= TASK REQUIREMENTS =
Filter the lines below, copying only those with the string "dies".

= PROVIDED DATA =
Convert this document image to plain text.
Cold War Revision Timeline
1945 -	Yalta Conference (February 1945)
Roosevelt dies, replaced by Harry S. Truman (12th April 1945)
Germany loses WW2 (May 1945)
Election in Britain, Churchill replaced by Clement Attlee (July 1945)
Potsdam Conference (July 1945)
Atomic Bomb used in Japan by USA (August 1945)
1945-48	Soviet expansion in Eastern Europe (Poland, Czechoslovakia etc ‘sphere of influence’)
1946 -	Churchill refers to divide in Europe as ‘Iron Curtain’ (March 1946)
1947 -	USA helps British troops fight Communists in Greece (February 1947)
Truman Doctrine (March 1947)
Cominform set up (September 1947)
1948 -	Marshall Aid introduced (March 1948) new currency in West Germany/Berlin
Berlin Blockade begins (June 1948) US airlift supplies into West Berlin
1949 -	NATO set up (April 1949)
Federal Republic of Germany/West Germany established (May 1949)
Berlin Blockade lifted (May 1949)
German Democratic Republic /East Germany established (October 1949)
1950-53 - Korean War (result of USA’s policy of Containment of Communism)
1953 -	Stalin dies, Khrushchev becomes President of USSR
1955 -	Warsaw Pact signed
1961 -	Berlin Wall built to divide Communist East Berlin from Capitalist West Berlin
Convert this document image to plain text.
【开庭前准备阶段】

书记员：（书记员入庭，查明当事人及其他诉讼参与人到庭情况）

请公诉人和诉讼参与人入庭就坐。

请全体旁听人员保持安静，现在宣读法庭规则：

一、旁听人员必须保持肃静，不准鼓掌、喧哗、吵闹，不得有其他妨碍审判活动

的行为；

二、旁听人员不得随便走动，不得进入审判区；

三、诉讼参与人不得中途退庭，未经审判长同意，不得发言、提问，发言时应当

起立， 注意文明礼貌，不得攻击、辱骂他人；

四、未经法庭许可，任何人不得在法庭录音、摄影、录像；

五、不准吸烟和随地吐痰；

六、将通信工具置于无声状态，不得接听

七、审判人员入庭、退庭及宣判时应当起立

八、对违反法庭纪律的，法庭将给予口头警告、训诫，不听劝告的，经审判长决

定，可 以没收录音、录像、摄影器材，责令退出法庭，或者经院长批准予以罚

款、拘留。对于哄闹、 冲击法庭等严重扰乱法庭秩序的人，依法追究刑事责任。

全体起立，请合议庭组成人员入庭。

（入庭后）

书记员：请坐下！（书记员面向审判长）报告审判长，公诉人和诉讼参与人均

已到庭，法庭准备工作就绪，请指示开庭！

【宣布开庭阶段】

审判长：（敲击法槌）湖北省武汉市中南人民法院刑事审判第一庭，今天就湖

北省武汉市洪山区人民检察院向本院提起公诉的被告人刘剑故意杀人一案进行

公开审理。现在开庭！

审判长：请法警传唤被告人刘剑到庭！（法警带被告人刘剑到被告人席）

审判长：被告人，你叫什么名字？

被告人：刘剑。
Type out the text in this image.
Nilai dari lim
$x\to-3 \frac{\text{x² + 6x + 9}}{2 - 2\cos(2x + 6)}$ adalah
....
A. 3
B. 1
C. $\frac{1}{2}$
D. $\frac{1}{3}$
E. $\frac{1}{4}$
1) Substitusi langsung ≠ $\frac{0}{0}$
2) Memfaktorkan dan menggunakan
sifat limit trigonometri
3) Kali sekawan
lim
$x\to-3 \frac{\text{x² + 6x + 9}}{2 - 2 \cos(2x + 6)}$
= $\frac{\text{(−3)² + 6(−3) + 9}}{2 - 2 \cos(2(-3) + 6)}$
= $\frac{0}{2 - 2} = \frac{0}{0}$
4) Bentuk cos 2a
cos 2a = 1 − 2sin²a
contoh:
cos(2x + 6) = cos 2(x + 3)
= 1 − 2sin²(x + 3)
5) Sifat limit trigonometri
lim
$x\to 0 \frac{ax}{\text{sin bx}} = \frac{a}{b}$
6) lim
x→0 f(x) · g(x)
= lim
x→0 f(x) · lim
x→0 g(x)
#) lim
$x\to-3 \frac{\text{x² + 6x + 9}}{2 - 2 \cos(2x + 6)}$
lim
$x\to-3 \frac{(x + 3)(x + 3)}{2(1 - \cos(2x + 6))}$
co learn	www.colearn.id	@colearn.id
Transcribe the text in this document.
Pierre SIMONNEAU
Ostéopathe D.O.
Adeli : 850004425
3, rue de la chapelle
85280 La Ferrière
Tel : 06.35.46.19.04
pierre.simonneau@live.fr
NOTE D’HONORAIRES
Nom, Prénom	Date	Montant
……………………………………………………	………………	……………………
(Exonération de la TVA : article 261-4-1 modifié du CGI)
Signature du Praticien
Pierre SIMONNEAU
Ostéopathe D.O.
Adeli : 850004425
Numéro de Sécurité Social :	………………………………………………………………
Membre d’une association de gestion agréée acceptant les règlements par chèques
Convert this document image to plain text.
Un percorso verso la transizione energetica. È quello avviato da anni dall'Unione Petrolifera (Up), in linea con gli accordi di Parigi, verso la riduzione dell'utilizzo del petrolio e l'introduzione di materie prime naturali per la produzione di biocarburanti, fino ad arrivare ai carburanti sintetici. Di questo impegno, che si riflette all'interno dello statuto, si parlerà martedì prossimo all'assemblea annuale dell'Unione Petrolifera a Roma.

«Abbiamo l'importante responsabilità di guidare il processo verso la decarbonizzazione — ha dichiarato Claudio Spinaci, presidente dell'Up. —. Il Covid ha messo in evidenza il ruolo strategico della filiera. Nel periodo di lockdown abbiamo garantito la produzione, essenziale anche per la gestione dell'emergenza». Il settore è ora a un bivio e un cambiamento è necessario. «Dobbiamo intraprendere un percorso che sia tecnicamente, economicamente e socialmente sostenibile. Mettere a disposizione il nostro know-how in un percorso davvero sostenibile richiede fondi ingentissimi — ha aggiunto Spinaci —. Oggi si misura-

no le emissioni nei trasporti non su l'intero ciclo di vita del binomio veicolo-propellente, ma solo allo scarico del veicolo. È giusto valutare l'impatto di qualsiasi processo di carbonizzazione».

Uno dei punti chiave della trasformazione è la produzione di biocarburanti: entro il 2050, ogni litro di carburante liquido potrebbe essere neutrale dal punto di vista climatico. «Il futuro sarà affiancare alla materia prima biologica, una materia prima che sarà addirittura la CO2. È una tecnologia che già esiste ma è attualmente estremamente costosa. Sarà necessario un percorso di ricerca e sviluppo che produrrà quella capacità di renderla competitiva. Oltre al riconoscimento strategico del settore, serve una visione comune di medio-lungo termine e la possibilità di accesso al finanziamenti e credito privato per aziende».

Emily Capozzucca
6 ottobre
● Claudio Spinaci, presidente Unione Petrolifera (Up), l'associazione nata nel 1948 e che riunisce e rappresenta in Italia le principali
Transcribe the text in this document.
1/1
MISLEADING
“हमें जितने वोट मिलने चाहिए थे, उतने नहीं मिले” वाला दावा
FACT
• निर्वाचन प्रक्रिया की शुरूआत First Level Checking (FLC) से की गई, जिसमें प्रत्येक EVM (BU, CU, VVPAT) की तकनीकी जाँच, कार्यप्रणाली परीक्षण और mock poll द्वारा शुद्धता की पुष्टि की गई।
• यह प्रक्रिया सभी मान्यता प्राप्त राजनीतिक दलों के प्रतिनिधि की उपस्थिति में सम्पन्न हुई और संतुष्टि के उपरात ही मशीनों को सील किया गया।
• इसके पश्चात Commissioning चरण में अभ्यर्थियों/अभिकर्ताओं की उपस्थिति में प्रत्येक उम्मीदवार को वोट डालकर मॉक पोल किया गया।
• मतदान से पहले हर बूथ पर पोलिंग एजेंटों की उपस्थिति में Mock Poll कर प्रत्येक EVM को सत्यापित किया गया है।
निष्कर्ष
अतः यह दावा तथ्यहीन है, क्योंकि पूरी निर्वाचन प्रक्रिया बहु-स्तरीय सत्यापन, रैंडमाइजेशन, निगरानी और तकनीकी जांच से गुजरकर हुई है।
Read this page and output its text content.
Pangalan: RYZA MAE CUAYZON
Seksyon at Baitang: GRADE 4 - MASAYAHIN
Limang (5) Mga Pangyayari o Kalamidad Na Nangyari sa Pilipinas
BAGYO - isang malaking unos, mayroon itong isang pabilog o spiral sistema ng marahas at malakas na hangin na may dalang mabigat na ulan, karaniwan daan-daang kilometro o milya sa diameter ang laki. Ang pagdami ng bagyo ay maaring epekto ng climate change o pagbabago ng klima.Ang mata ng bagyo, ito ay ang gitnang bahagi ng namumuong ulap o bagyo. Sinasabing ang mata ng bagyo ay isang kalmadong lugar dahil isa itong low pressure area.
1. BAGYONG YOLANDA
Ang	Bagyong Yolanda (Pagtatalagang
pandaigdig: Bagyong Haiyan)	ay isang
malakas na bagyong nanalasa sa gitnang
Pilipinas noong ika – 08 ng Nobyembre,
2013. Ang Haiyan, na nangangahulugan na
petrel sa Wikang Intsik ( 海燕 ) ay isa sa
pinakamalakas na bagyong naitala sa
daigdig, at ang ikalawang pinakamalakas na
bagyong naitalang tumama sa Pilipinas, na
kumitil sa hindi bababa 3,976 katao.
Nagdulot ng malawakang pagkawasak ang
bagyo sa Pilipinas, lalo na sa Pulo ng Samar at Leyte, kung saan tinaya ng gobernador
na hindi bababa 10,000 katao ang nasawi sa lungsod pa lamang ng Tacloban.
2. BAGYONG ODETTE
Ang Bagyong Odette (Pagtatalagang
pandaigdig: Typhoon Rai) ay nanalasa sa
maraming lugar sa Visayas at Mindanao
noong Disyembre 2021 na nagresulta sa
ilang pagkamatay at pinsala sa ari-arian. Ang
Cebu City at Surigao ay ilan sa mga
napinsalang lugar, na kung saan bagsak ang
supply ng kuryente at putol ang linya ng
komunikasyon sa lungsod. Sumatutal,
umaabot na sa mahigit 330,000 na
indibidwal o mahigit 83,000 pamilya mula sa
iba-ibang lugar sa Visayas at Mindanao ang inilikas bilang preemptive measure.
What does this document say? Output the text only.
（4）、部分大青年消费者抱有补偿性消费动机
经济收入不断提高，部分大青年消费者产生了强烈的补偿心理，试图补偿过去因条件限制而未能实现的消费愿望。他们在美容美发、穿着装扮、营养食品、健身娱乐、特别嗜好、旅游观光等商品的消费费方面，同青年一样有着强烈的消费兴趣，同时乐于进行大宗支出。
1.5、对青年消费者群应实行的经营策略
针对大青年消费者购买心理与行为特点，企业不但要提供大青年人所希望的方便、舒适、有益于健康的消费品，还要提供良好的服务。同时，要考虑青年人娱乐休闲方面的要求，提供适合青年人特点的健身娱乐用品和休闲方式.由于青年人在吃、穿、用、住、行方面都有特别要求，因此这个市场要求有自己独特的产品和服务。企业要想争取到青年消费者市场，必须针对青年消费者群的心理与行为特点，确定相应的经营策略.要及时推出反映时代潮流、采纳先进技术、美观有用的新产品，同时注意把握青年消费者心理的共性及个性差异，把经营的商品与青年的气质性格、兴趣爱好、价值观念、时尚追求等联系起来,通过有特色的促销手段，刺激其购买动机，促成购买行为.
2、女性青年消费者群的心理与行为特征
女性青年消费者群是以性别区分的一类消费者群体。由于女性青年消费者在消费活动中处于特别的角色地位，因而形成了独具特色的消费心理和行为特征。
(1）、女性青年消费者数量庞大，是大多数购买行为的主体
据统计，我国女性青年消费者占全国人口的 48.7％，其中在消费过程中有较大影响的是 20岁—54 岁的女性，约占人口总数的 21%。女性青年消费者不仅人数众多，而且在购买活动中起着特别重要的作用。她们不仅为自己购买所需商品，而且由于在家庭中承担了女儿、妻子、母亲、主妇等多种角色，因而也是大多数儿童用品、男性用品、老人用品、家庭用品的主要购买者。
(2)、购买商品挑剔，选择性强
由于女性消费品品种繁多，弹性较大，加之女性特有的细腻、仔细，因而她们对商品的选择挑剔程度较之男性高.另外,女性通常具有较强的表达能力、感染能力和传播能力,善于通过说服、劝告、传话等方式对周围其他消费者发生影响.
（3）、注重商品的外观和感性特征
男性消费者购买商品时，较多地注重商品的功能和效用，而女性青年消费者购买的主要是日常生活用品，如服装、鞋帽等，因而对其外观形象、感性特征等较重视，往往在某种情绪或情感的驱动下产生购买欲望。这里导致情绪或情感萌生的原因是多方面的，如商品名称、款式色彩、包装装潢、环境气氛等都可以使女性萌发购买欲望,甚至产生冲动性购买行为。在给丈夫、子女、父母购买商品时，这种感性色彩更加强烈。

= THE COMPLETED TASK =
Roosevelt dies, replaced by Harry S. Truman (12th April 1945)
1953 -	Stalin dies, Khrushchev becomes President of USSR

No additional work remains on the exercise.